## START Provided information
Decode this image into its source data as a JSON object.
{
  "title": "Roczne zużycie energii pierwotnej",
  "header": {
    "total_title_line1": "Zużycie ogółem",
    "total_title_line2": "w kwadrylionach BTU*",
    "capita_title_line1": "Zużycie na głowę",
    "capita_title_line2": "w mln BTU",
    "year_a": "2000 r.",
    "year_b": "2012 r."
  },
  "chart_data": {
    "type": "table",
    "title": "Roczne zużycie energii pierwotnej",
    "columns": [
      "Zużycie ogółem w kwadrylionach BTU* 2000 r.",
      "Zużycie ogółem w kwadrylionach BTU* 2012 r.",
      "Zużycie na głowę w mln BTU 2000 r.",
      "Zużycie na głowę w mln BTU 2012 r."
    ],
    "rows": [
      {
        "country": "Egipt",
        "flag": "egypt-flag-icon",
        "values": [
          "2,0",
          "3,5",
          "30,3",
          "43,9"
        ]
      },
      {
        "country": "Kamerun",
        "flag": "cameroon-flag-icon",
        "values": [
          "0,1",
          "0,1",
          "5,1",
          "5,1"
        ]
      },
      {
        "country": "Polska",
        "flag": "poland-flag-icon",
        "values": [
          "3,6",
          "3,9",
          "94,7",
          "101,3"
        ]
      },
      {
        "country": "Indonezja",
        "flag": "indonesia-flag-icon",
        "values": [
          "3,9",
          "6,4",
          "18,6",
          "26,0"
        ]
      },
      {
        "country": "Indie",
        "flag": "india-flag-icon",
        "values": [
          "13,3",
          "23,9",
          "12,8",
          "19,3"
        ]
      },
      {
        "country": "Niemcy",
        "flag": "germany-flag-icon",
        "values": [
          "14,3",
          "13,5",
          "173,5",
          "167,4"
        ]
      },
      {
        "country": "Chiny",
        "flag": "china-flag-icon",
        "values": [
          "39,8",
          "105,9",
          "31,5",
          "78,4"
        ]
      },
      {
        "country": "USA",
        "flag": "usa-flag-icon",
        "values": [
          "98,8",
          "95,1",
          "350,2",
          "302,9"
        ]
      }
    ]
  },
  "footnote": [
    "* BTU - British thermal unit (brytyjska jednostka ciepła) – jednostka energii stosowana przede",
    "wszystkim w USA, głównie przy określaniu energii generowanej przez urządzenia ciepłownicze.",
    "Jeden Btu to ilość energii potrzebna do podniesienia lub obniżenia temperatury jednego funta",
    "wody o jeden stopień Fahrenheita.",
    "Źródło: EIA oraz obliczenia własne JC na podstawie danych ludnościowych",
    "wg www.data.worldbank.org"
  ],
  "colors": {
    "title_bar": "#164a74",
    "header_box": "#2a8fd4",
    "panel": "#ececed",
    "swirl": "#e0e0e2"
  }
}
## END Provided information
- _Stated problem_: Filter the data for the string "kwadrylionach" and copy every line that has it.

- _In response_:
    "total_title_line2": "w kwadrylionach BTU*",
      "Zużycie ogółem w kwadrylionach BTU* 2000 r.",
      "Zużycie ogółem w kwadrylionach BTU* 2012 r.",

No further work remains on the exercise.